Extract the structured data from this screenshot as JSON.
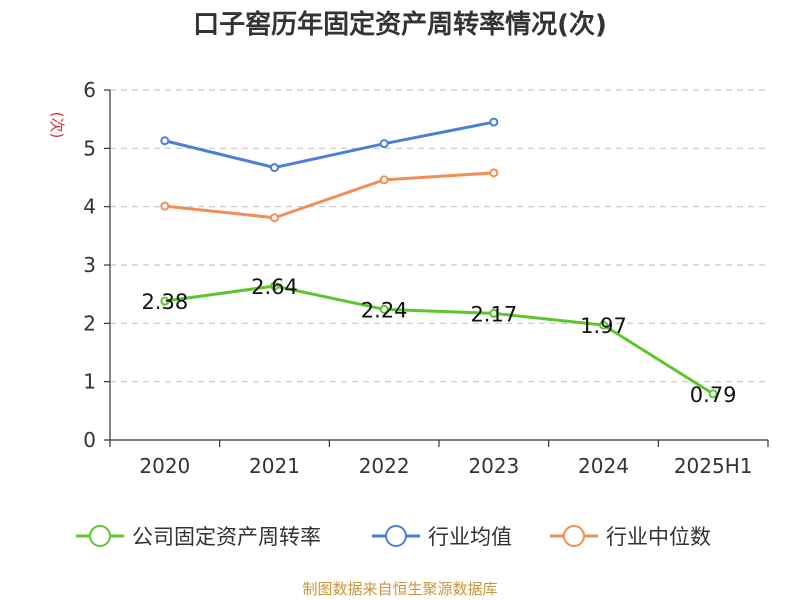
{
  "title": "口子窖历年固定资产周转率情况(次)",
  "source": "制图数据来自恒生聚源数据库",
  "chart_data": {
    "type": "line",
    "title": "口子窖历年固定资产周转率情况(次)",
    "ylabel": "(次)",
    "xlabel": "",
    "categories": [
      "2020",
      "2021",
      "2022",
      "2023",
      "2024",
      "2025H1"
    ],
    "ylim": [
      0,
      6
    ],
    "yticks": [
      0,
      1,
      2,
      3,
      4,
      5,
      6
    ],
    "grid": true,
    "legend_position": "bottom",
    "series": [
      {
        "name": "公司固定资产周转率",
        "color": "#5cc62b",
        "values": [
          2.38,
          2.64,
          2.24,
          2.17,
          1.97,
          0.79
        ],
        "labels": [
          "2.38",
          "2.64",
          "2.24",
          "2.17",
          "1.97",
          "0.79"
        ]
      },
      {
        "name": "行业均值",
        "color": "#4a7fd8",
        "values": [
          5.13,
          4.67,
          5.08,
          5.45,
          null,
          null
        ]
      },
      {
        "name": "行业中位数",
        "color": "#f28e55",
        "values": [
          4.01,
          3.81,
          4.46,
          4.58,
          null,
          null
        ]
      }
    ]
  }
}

====

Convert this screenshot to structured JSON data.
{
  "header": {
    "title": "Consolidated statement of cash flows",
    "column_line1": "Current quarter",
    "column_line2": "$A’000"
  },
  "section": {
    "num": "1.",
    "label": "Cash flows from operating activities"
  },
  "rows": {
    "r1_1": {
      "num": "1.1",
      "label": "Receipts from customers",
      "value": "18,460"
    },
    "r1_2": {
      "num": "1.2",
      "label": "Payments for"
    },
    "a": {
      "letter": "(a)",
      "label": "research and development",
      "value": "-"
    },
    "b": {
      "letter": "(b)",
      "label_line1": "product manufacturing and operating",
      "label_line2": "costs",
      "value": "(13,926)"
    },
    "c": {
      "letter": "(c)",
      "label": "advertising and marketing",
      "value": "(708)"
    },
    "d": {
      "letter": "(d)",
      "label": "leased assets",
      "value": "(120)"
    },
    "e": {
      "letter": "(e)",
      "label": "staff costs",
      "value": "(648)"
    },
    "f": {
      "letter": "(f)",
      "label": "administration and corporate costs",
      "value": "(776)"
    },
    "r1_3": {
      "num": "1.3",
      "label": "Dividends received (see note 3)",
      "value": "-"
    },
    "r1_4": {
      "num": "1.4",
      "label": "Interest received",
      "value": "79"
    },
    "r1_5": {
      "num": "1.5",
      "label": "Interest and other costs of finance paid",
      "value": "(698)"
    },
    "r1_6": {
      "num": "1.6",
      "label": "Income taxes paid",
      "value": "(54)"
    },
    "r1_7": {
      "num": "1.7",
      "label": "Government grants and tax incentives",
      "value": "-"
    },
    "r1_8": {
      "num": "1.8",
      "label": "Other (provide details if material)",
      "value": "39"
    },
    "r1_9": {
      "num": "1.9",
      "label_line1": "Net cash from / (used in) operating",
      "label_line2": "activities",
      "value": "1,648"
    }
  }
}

====

### TASK OBJECTIVE
Pull out all lines from the entries above that include the word "name".

### THE ANSWER
        "name": "公司固定资产周转率",
        "name": "行业均值",
        "name": "行业中位数",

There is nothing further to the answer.